DATASET RECORDS:
<<<<

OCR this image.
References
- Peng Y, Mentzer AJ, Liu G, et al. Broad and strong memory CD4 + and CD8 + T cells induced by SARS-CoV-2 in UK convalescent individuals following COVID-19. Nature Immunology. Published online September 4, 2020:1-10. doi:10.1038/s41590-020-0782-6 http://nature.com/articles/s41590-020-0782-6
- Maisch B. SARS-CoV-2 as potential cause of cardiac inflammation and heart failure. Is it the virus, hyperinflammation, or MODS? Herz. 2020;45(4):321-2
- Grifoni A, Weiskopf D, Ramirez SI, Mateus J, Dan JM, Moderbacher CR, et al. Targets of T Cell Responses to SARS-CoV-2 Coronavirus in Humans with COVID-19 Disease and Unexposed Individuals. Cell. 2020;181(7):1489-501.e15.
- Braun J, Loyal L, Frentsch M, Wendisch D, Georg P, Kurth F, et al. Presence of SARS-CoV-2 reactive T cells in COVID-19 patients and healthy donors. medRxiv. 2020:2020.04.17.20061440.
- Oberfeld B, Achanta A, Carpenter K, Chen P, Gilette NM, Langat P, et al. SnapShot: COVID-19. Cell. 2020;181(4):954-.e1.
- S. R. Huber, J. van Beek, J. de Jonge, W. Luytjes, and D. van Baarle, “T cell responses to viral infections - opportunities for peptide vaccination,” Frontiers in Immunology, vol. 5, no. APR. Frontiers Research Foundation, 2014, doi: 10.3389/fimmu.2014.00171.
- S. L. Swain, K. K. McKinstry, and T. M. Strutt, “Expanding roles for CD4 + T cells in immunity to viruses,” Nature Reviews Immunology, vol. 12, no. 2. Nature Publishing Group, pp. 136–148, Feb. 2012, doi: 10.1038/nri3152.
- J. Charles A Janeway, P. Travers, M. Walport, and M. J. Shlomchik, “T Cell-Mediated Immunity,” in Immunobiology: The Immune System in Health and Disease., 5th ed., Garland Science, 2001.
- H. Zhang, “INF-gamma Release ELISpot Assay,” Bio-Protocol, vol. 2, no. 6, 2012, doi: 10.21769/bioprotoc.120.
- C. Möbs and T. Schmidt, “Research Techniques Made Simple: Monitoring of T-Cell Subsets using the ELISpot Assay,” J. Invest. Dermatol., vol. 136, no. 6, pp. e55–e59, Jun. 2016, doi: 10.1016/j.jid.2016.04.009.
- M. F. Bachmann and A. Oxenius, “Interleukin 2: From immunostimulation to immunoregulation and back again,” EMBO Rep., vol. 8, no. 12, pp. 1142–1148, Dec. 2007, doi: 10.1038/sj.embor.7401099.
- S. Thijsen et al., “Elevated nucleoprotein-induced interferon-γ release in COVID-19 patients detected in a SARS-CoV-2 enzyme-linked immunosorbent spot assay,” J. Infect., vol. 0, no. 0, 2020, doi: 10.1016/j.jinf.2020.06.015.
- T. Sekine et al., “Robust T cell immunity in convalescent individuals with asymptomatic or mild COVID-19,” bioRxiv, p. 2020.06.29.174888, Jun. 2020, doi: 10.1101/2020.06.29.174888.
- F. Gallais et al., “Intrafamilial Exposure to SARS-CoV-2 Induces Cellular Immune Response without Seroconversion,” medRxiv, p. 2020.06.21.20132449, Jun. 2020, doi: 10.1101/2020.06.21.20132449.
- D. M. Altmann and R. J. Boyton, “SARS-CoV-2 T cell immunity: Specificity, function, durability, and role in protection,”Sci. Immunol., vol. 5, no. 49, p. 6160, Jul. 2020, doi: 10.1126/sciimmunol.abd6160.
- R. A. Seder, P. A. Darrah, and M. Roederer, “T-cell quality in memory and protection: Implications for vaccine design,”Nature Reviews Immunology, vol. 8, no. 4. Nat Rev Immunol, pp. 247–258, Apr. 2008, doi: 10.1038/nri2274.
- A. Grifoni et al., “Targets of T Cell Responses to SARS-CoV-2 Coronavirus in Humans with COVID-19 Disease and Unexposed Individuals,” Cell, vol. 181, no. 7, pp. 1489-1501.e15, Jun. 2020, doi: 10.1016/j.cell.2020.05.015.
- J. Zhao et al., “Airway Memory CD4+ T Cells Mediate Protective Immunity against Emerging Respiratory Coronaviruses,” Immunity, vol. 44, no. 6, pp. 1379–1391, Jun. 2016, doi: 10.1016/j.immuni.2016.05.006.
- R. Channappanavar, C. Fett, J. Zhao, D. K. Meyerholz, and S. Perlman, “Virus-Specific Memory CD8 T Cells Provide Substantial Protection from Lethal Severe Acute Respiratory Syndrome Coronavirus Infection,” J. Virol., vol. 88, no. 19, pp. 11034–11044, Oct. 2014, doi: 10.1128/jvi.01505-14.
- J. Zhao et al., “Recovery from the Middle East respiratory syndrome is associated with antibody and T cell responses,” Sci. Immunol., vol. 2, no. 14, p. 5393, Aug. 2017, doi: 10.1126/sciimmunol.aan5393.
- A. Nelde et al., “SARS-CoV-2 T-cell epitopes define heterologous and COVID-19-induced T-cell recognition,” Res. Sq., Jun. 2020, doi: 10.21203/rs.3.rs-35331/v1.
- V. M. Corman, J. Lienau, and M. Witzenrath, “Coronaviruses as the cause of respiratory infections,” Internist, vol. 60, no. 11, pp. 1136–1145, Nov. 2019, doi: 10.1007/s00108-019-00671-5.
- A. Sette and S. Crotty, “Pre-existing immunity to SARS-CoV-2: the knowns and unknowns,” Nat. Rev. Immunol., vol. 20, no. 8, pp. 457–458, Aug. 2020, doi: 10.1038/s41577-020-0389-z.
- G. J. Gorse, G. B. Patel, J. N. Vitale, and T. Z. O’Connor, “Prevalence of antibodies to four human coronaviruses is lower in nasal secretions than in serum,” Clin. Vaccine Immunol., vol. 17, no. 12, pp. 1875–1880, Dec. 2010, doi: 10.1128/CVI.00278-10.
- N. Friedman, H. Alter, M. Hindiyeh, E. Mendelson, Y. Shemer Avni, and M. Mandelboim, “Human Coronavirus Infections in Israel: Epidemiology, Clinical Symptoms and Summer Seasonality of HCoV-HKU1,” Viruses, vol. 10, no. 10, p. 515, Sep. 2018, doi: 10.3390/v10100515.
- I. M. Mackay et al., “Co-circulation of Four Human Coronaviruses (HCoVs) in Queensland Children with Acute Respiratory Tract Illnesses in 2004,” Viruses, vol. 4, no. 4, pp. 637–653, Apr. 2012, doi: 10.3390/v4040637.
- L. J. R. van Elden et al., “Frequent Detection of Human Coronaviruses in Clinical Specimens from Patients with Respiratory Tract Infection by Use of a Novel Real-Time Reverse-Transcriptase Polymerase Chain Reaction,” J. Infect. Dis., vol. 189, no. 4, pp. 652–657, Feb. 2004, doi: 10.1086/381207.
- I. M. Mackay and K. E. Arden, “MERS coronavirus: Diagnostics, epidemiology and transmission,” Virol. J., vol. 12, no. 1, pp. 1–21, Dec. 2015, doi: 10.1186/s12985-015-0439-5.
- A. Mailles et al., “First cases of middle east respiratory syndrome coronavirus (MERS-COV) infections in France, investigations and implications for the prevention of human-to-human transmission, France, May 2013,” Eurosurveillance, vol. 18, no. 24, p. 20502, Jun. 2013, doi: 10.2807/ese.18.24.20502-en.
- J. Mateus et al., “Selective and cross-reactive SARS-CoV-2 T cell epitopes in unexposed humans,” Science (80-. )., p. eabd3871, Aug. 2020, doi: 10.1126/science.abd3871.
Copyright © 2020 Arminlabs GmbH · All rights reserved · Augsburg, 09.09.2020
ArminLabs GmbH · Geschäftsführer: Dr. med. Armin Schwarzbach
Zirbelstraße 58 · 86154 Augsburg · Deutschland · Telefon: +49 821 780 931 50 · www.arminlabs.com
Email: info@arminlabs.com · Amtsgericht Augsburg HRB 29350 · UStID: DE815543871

>>>>

DIRECTIONS FOR THIS TASK: Wherever the word "Augsburg" appears in the listing above, copy the whole line.

WRITTEN RESPONSE:
Copyright © 2020 Arminlabs GmbH · All rights reserved · Augsburg, 09.09.2020
Zirbelstraße 58 · 86154 Augsburg · Deutschland · Telefon: +49 821 780 931 50 · www.arminlabs.com
Email: info@arminlabs.com · Amtsgericht Augsburg HRB 29350 · UStID: DE815543871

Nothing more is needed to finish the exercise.